## GOAL OF THE EXERCISE
From the listing below, extract every line in which the word "name" appears.

## LISTED RECORDS
* * *
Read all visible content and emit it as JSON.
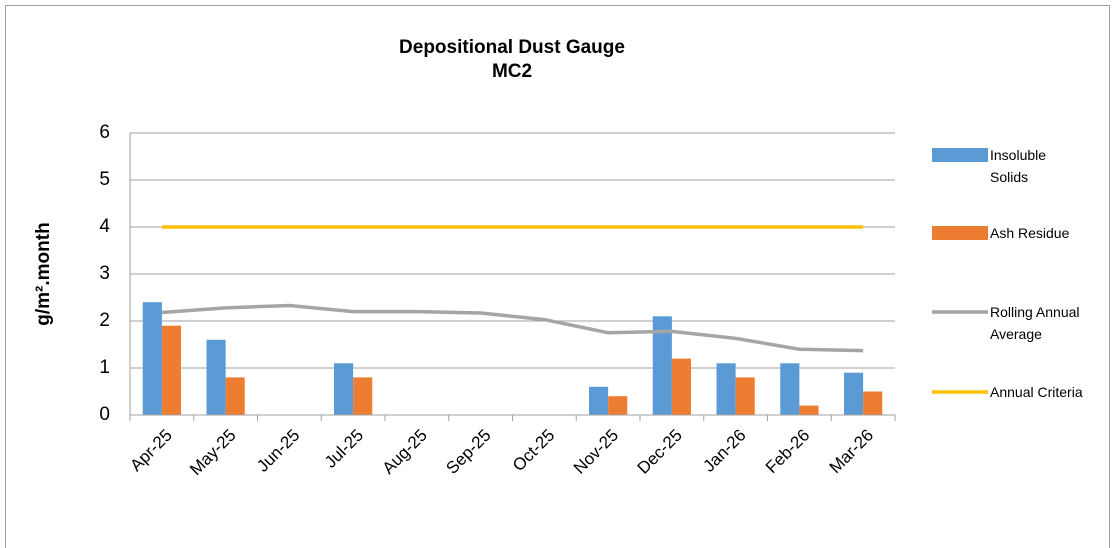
{
  "chart_data": {
    "type": "bar_line",
    "title": "Depositional Dust Gauge",
    "subtitle": "MC2",
    "y_label": "g/m².month",
    "categories": [
      "Apr-25",
      "May-25",
      "Jun-25",
      "Jul-25",
      "Aug-25",
      "Sep-25",
      "Oct-25",
      "Nov-25",
      "Dec-25",
      "Jan-26",
      "Feb-26",
      "Mar-26"
    ],
    "series": [
      {
        "name": "Insoluble Solids",
        "kind": "bar",
        "color": "#5b9bd5",
        "values": [
          2.4,
          1.6,
          null,
          1.1,
          null,
          null,
          null,
          0.6,
          2.1,
          1.1,
          1.1,
          0.9
        ]
      },
      {
        "name": "Ash Residue",
        "kind": "bar",
        "color": "#ed7d31",
        "values": [
          1.9,
          0.8,
          null,
          0.8,
          null,
          null,
          null,
          0.4,
          1.2,
          0.8,
          0.2,
          0.5
        ]
      },
      {
        "name": "Rolling Annual Average",
        "kind": "line",
        "color": "#a5a5a5",
        "values": [
          2.18,
          2.28,
          2.33,
          2.2,
          2.2,
          2.17,
          2.03,
          1.75,
          1.78,
          1.63,
          1.4,
          1.37
        ]
      },
      {
        "name": "Annual Criteria",
        "kind": "line",
        "color": "#ffc000",
        "values": [
          4,
          4,
          4,
          4,
          4,
          4,
          4,
          4,
          4,
          4,
          4,
          4
        ]
      }
    ],
    "ylim": [
      0,
      6
    ],
    "yticks": [
      0,
      1,
      2,
      3,
      4,
      5,
      6
    ],
    "grid": true
  }
}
* * *
## EXERCISE ANSWER
        "name": "Insoluble Solids",
        "name": "Ash Residue",
        "name": "Rolling Annual Average",
        "name": "Annual Criteria",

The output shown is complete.